## [Job]
Show each line that has the string "единицами" in it.

## [Given data]
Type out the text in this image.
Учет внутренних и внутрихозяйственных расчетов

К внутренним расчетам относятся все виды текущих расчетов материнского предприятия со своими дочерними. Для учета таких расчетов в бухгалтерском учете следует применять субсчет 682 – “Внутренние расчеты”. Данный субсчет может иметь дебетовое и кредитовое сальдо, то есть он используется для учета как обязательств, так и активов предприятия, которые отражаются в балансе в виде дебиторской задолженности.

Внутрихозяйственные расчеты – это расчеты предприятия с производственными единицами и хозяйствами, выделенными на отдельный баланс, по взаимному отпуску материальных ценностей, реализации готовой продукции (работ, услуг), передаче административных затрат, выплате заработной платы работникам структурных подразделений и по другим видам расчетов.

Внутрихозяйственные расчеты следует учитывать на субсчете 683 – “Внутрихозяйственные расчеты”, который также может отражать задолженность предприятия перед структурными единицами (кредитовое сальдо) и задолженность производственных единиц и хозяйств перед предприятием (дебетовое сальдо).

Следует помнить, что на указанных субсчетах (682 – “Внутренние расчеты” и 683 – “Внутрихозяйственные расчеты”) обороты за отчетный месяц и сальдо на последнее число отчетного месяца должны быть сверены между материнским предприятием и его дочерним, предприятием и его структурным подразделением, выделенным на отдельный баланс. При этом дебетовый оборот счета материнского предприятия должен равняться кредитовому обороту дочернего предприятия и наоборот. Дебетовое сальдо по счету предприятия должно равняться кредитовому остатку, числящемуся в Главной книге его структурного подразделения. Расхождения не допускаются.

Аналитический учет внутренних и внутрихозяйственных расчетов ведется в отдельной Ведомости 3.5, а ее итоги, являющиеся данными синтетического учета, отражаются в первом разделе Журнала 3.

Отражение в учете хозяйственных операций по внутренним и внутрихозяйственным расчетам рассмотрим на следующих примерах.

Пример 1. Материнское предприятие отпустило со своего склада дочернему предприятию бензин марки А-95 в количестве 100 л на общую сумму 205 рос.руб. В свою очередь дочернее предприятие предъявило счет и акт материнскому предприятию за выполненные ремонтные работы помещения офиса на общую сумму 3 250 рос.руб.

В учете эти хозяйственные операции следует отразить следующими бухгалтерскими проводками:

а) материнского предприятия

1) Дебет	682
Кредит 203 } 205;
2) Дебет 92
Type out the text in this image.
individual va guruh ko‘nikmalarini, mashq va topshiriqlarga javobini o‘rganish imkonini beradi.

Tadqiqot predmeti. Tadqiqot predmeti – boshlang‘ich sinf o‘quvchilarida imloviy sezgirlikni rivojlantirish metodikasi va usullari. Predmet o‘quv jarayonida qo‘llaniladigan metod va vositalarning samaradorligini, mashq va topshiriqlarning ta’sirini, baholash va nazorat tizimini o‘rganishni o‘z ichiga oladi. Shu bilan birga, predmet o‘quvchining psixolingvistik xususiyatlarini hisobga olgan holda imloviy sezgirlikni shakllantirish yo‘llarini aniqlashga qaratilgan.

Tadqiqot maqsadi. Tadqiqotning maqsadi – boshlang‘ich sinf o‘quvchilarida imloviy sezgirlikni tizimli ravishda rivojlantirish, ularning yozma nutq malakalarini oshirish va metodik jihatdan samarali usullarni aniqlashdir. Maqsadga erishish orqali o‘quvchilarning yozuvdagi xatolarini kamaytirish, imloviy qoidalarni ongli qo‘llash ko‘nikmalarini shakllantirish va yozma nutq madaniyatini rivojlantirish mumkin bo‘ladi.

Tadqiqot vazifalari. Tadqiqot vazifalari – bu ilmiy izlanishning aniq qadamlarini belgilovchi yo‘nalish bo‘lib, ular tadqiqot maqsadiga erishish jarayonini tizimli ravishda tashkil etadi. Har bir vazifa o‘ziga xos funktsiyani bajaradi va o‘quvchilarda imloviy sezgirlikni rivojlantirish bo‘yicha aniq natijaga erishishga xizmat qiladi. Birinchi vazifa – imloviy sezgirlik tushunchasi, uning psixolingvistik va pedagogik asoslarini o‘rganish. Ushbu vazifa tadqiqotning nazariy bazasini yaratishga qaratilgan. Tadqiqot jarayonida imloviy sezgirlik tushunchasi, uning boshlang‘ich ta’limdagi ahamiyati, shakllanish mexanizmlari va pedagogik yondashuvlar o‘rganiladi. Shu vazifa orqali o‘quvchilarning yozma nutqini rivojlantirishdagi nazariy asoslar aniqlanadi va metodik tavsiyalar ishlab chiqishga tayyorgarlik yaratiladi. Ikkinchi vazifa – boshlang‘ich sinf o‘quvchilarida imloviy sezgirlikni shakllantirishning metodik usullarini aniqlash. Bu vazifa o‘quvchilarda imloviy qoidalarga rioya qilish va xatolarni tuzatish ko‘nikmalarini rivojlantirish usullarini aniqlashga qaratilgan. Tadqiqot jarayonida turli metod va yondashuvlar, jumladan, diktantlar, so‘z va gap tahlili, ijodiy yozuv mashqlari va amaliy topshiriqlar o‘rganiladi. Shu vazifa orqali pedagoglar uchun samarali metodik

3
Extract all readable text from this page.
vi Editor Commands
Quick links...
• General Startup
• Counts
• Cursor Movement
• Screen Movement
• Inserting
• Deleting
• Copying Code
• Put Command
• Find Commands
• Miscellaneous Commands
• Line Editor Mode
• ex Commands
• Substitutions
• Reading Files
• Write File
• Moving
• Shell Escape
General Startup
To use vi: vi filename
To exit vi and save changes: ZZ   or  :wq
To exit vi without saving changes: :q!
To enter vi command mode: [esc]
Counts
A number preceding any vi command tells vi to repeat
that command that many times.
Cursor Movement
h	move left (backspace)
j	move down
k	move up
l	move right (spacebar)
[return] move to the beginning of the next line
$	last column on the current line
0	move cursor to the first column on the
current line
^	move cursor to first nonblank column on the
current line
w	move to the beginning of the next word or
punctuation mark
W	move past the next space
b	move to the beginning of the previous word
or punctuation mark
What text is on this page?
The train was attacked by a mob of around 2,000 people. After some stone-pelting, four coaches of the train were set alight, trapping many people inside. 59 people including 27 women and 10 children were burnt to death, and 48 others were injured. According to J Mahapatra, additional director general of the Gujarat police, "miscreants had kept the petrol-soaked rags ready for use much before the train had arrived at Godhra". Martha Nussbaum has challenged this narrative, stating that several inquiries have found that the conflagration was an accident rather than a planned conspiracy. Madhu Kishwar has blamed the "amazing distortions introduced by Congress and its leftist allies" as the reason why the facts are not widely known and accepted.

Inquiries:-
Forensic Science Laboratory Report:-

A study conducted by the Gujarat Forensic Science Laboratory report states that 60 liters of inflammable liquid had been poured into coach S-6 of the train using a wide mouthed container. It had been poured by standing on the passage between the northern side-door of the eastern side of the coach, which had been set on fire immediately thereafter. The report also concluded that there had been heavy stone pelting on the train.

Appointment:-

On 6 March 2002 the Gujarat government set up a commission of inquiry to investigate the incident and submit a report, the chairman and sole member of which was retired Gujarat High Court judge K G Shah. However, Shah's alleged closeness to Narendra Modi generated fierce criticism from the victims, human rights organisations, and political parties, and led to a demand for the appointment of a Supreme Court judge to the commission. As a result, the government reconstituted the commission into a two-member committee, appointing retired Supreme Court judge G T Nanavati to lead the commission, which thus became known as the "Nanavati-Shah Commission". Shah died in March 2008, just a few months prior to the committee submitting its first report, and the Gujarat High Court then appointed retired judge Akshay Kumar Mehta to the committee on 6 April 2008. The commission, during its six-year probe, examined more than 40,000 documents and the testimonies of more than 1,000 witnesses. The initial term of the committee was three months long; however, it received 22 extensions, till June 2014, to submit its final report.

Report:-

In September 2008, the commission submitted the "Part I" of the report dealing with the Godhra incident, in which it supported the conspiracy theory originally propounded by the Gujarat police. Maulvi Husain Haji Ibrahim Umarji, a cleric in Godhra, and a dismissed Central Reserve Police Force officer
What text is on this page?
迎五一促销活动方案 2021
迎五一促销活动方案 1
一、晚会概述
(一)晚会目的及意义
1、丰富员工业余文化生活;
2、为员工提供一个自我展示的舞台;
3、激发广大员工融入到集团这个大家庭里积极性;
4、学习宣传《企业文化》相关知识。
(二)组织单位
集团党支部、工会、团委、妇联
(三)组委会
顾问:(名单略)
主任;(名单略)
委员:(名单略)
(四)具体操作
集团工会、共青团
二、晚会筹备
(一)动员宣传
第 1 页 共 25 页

## [Written solution]
Внутрихозяйственные расчеты – это расчеты предприятия с производственными единицами и хозяйствами, выделенными на отдельный баланс, по взаимному отпуску материальных ценностей, реализации готовой продукции (работ, услуг), передаче административных затрат, выплате заработной платы работникам структурных подразделений и по другим видам расчетов.
Внутрихозяйственные расчеты следует учитывать на субсчете 683 – “Внутрихозяйственные расчеты”, который также может отражать задолженность предприятия перед структурными единицами (кредитовое сальдо) и задолженность производственных единиц и хозяйств перед предприятием (дебетовое сальдо).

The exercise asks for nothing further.